▶ [Set exercise]: Your task is to quote the material that follows, in full and exactly.

▶ [Data extract]:
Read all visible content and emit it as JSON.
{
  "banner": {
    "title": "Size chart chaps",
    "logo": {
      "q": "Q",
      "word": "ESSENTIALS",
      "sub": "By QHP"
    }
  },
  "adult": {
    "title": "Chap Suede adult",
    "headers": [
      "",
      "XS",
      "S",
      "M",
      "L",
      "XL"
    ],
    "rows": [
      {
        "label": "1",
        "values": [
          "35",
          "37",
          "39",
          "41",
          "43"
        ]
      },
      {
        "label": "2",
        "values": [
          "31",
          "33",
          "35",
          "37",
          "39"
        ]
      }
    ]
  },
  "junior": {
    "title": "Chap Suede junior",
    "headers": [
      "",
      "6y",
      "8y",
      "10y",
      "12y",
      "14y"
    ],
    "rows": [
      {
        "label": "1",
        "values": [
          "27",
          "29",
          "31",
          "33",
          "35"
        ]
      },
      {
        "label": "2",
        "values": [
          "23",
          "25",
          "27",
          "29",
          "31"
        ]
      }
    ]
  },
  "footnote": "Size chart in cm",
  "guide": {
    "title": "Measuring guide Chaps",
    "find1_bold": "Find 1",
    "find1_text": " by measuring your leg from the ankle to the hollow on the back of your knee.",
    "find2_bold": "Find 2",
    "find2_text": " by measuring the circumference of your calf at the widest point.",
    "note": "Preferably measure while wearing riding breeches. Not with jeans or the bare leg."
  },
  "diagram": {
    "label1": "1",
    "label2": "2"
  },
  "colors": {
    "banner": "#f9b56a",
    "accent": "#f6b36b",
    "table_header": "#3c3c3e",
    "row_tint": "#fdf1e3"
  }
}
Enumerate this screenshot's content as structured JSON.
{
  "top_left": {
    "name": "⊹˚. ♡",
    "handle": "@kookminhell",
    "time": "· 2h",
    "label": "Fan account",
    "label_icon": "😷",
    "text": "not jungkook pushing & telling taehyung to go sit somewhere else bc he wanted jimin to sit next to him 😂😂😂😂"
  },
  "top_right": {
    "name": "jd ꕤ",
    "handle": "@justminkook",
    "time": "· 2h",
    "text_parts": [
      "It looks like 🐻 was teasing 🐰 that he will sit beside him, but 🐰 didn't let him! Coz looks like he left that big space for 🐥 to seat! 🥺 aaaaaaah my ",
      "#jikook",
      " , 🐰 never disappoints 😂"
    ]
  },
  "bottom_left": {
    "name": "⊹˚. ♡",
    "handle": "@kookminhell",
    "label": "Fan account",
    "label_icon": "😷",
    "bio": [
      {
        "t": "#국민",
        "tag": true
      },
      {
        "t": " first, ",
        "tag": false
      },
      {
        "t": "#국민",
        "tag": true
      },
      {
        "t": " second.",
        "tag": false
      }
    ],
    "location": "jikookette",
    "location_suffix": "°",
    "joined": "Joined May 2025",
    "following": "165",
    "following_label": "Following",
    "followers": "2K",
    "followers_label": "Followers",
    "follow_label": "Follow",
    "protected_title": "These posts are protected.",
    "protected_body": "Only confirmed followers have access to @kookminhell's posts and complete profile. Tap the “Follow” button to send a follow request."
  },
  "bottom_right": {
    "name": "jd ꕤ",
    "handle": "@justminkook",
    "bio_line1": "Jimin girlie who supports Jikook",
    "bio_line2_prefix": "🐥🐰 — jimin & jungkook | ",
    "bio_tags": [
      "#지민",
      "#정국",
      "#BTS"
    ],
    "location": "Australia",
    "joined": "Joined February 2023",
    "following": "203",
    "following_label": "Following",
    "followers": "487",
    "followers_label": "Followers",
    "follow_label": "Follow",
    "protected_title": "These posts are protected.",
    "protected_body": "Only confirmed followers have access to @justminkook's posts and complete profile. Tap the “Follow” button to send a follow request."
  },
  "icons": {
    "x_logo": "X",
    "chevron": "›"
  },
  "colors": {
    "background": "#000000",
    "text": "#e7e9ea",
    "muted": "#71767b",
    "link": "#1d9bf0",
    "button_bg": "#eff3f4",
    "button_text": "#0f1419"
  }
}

▶ [Full output]:
Read all visible content and emit it as JSON.
{
  "banner": {
    "title": "Size chart chaps",
    "logo": {
      "q": "Q",
      "word": "ESSENTIALS",
      "sub": "By QHP"
    }
  },
  "adult": {
    "title": "Chap Suede adult",
    "headers": [
      "",
      "XS",
      "S",
      "M",
      "L",
      "XL"
    ],
    "rows": [
      {
        "label": "1",
        "values": [
          "35",
          "37",
          "39",
          "41",
          "43"
        ]
      },
      {
        "label": "2",
        "values": [
          "31",
          "33",
          "35",
          "37",
          "39"
        ]
      }
    ]
  },
  "junior": {
    "title": "Chap Suede junior",
    "headers": [
      "",
      "6y",
      "8y",
      "10y",
      "12y",
      "14y"
    ],
    "rows": [
      {
        "label": "1",
        "values": [
          "27",
          "29",
          "31",
          "33",
          "35"
        ]
      },
      {
        "label": "2",
        "values": [
          "23",
          "25",
          "27",
          "29",
          "31"
        ]
      }
    ]
  },
  "footnote": "Size chart in cm",
  "guide": {
    "title": "Measuring guide Chaps",
    "find1_bold": "Find 1",
    "find1_text": " by measuring your leg from the ankle to the hollow on the back of your knee.",
    "find2_bold": "Find 2",
    "find2_text": " by measuring the circumference of your calf at the widest point.",
    "note": "Preferably measure while wearing riding breeches. Not with jeans or the bare leg."
  },
  "diagram": {
    "label1": "1",
    "label2": "2"
  },
  "colors": {
    "banner": "#f9b56a",
    "accent": "#f6b36b",
    "table_header": "#3c3c3e",
    "row_tint": "#fdf1e3"
  }
}
Enumerate this screenshot's content as structured JSON.
{
  "top_left": {
    "name": "⊹˚. ♡",
    "handle": "@kookminhell",
    "time": "· 2h",
    "label": "Fan account",
    "label_icon": "😷",
    "text": "not jungkook pushing & telling taehyung to go sit somewhere else bc he wanted jimin to sit next to him 😂😂😂😂"
  },
  "top_right": {
    "name": "jd ꕤ",
    "handle": "@justminkook",
    "time": "· 2h",
    "text_parts": [
      "It looks like 🐻 was teasing 🐰 that he will sit beside him, but 🐰 didn't let him! Coz looks like he left that big space for 🐥 to seat! 🥺 aaaaaaah my ",
      "#jikook",
      " , 🐰 never disappoints 😂"
    ]
  },
  "bottom_left": {
    "name": "⊹˚. ♡",
    "handle": "@kookminhell",
    "label": "Fan account",
    "label_icon": "😷",
    "bio": [
      {
        "t": "#국민",
        "tag": true
      },
      {
        "t": " first, ",
        "tag": false
      },
      {
        "t": "#국민",
        "tag": true
      },
      {
        "t": " second.",
        "tag": false
      }
    ],
    "location": "jikookette",
    "location_suffix": "°",
    "joined": "Joined May 2025",
    "following": "165",
    "following_label": "Following",
    "followers": "2K",
    "followers_label": "Followers",
    "follow_label": "Follow",
    "protected_title": "These posts are protected.",
    "protected_body": "Only confirmed followers have access to @kookminhell's posts and complete profile. Tap the “Follow” button to send a follow request."
  },
  "bottom_right": {
    "name": "jd ꕤ",
    "handle": "@justminkook",
    "bio_line1": "Jimin girlie who supports Jikook",
    "bio_line2_prefix": "🐥🐰 — jimin & jungkook | ",
    "bio_tags": [
      "#지민",
      "#정국",
      "#BTS"
    ],
    "location": "Australia",
    "joined": "Joined February 2023",
    "following": "203",
    "following_label": "Following",
    "followers": "487",
    "followers_label": "Followers",
    "follow_label": "Follow",
    "protected_title": "These posts are protected.",
    "protected_body": "Only confirmed followers have access to @justminkook's posts and complete profile. Tap the “Follow” button to send a follow request."
  },
  "icons": {
    "x_logo": "X",
    "chevron": "›"
  },
  "colors": {
    "background": "#000000",
    "text": "#e7e9ea",
    "muted": "#71767b",
    "link": "#1d9bf0",
    "button_bg": "#eff3f4",
    "button_text": "#0f1419"
  }
}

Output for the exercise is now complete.